> **Directions for this task**:
Say how many lines contain the word "likes". Only the number should be given.

> **Entries**:
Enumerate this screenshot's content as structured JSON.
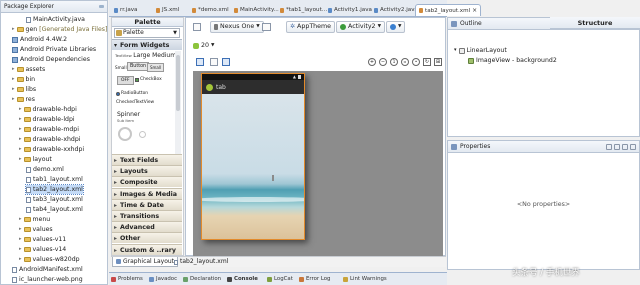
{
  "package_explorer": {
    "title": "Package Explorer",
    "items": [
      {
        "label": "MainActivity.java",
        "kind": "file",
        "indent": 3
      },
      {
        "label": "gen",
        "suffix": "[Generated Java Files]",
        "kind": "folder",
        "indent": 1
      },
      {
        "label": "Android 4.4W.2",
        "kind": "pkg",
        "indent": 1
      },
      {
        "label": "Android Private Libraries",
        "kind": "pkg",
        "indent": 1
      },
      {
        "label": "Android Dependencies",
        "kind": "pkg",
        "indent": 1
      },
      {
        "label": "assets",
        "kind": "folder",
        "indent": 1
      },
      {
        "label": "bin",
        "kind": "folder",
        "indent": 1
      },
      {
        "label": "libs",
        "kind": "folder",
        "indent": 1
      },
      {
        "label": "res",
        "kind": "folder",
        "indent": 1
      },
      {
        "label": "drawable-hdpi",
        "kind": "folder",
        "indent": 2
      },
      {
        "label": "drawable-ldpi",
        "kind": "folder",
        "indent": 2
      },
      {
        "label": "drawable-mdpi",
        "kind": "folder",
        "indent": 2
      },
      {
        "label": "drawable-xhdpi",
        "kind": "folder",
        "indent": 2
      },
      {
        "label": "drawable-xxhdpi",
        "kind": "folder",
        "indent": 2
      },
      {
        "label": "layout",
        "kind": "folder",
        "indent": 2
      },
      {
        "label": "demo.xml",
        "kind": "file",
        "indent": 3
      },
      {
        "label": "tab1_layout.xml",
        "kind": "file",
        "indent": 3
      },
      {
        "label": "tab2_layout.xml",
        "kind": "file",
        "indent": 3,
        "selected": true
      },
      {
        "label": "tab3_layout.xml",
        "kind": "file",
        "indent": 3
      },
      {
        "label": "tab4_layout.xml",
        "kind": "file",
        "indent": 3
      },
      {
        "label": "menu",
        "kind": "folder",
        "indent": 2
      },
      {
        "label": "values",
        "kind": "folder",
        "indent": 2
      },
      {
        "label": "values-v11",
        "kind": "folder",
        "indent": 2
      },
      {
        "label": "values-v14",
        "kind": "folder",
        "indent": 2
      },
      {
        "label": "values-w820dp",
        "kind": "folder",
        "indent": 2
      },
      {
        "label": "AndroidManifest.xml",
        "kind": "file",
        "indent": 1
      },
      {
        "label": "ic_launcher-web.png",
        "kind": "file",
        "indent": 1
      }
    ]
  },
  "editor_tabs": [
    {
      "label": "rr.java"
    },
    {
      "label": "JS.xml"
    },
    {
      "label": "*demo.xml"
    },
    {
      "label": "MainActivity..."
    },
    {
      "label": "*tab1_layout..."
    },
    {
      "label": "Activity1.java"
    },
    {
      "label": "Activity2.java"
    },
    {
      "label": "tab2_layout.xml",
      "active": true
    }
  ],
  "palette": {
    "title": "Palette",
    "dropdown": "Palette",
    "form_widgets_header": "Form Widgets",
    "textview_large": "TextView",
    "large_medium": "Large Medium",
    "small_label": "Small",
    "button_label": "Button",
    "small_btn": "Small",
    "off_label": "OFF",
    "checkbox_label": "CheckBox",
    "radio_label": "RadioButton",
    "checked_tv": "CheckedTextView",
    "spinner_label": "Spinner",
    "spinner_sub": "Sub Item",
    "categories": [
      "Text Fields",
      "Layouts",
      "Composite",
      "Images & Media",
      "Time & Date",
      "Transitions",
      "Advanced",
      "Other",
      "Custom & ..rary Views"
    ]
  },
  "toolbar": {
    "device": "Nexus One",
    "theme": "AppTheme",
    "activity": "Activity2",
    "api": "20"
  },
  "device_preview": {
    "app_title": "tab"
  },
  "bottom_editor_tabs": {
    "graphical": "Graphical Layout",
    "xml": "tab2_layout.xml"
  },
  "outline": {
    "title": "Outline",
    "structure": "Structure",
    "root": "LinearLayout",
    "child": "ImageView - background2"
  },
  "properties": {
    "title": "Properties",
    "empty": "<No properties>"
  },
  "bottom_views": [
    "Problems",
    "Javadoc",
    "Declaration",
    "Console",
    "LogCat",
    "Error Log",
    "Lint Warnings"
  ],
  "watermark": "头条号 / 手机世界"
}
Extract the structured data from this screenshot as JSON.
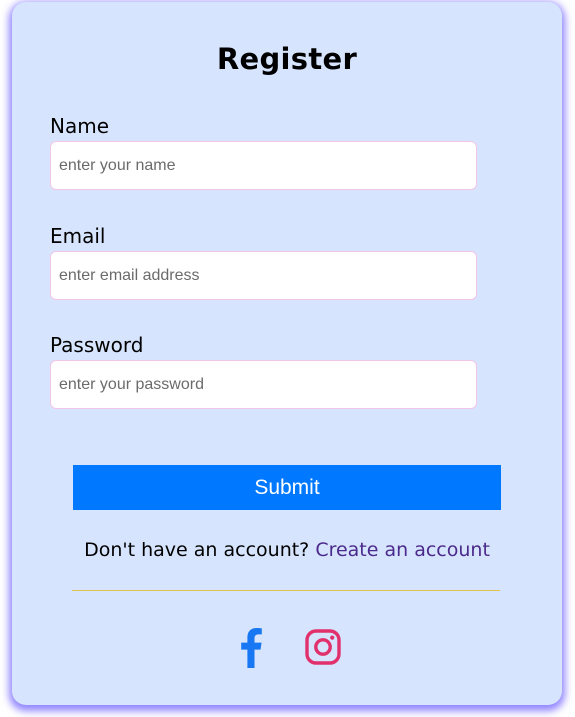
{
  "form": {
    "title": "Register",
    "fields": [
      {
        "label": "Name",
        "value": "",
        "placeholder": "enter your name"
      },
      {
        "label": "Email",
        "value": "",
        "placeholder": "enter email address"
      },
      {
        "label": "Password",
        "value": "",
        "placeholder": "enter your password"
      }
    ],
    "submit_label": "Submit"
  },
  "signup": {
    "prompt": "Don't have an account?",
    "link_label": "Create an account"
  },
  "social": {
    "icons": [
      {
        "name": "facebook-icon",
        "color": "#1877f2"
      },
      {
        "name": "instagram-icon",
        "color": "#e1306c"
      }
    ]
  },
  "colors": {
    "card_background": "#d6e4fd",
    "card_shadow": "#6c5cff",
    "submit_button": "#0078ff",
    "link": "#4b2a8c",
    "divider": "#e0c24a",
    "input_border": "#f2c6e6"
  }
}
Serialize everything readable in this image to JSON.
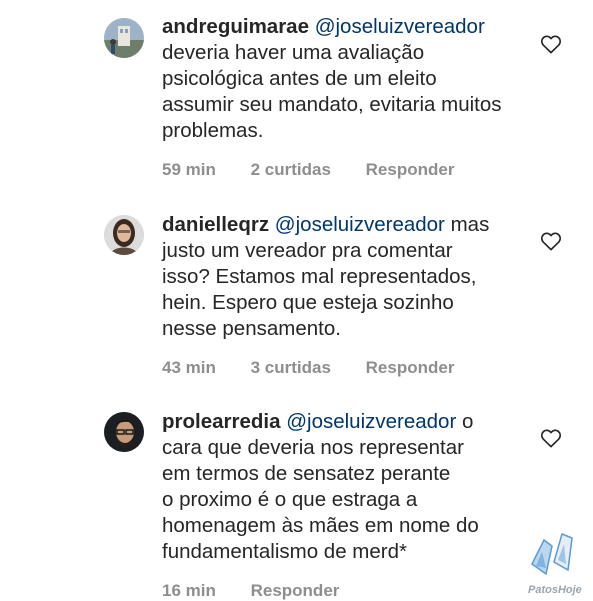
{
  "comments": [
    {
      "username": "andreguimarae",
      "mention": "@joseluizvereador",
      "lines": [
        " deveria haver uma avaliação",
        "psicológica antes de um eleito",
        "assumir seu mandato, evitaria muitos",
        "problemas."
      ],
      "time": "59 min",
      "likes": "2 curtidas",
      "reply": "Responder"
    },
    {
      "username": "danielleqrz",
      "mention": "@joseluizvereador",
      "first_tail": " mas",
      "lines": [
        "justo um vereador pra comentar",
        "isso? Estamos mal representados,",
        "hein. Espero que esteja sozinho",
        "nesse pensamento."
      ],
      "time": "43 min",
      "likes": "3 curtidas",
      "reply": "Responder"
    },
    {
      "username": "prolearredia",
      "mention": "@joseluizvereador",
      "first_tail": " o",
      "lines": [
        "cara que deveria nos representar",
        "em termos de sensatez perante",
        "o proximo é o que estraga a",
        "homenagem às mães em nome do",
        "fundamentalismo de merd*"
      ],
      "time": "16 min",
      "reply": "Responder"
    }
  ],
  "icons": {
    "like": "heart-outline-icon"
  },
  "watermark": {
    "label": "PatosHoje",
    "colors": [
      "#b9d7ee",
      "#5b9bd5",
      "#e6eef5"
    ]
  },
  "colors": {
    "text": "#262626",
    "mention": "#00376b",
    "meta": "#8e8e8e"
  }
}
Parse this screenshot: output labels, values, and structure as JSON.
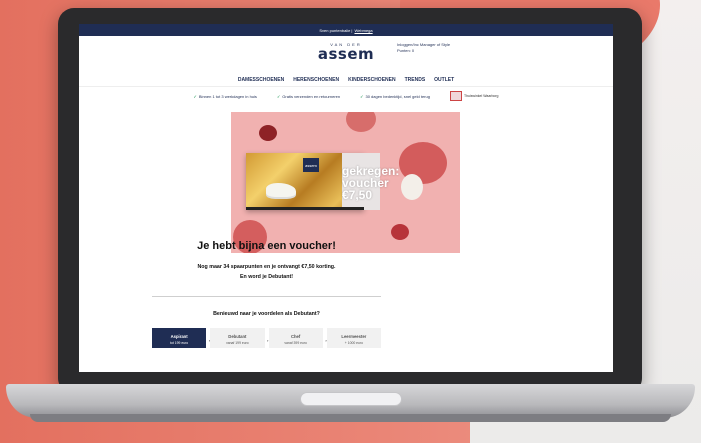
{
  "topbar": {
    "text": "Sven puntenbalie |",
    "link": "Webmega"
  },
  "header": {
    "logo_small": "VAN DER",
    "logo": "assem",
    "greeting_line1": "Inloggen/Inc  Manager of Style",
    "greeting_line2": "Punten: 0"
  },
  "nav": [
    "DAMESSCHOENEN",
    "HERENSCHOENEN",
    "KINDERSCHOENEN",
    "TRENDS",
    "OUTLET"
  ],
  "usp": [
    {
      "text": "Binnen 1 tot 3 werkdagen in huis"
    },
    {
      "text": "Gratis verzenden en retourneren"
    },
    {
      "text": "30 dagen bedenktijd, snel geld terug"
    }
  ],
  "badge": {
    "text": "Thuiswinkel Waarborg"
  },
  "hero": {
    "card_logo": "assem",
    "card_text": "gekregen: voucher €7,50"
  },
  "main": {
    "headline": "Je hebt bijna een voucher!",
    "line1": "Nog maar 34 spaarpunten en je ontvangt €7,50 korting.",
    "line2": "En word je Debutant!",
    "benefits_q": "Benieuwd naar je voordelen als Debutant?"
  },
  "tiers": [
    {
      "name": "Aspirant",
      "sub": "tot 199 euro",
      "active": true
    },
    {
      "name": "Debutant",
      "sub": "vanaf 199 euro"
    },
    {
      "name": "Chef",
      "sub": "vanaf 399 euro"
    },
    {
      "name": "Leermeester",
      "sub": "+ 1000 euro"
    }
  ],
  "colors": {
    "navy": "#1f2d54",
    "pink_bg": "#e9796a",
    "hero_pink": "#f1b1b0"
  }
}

---

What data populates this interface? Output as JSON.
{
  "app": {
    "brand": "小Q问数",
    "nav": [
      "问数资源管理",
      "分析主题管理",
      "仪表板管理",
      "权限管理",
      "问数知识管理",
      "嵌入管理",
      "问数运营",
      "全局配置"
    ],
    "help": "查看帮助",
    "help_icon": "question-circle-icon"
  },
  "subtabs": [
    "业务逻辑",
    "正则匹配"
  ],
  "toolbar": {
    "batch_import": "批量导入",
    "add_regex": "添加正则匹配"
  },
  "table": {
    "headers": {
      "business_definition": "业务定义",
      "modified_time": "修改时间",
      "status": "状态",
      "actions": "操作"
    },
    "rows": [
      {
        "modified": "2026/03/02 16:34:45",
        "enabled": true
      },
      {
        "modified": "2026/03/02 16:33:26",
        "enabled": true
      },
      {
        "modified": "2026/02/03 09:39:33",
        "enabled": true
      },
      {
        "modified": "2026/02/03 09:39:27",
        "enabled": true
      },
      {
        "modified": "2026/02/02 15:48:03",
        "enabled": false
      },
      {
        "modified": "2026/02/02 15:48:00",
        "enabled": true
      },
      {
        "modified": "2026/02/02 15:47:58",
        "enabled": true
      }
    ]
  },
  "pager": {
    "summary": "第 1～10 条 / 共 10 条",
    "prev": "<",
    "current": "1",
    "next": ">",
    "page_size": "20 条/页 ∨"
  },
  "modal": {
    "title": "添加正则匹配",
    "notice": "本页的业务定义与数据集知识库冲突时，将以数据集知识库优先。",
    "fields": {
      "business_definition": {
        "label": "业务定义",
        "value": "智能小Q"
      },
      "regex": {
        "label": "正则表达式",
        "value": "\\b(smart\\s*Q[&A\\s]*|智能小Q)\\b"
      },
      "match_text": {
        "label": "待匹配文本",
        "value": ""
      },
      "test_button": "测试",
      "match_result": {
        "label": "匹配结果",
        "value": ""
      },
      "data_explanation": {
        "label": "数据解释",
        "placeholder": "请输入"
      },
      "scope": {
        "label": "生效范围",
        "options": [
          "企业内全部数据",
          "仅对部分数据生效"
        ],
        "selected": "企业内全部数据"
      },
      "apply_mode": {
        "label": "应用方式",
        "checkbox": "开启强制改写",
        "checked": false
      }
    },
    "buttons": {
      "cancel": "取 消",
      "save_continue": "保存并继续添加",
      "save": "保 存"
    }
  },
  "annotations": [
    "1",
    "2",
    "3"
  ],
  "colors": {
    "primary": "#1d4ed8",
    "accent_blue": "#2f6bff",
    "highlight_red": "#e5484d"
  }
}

--

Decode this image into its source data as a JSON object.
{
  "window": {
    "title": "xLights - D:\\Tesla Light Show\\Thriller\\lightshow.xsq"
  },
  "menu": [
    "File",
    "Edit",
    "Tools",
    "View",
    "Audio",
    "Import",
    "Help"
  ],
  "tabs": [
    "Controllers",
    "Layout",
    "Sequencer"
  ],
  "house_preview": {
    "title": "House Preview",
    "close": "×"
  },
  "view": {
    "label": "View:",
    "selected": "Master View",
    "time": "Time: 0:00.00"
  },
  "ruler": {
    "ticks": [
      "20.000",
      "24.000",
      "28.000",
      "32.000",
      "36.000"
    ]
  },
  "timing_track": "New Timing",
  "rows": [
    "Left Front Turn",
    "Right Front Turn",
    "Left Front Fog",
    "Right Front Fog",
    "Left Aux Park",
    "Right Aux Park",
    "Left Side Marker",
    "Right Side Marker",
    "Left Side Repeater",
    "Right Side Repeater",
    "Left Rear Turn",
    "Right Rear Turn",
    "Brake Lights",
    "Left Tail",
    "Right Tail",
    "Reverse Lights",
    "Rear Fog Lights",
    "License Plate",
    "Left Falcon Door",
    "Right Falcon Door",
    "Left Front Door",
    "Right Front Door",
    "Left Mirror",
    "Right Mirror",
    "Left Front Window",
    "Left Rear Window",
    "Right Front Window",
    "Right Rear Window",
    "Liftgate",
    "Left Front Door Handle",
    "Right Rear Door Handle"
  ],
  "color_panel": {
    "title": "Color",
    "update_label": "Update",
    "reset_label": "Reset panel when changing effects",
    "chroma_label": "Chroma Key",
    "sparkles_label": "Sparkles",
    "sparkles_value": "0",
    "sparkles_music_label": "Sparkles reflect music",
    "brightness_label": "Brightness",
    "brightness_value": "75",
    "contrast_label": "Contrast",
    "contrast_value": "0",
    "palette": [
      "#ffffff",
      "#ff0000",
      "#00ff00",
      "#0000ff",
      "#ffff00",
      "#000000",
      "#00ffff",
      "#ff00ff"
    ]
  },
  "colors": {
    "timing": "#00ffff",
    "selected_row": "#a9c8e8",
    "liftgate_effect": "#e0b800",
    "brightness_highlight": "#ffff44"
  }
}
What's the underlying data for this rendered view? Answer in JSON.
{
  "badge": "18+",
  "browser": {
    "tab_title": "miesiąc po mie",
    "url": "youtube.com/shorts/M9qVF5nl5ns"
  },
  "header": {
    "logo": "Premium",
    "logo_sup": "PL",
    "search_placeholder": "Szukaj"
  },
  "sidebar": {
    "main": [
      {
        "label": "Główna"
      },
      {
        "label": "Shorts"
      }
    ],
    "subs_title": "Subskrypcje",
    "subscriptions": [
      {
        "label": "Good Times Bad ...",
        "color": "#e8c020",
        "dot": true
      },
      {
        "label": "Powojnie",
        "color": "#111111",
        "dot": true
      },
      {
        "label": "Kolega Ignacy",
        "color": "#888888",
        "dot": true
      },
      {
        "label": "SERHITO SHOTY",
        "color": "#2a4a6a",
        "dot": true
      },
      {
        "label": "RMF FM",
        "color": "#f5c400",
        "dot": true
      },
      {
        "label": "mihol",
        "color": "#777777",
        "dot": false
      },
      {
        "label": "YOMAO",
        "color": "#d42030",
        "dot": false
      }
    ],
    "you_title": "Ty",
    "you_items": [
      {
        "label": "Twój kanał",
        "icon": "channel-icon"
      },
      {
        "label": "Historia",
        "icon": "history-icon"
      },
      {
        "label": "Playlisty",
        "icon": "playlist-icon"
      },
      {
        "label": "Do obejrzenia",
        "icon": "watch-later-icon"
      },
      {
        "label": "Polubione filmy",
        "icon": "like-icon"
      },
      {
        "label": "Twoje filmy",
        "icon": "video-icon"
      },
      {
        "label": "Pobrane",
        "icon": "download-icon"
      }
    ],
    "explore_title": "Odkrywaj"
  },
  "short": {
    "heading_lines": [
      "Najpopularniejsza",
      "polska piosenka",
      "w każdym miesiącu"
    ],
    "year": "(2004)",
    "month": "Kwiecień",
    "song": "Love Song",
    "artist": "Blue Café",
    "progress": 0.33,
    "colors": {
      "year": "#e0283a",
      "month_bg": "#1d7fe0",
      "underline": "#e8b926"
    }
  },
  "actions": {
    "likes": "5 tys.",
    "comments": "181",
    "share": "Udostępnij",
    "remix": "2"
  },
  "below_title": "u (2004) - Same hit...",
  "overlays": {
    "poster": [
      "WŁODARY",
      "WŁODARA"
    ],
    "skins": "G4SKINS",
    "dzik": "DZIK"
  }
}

> **Full solution**:
3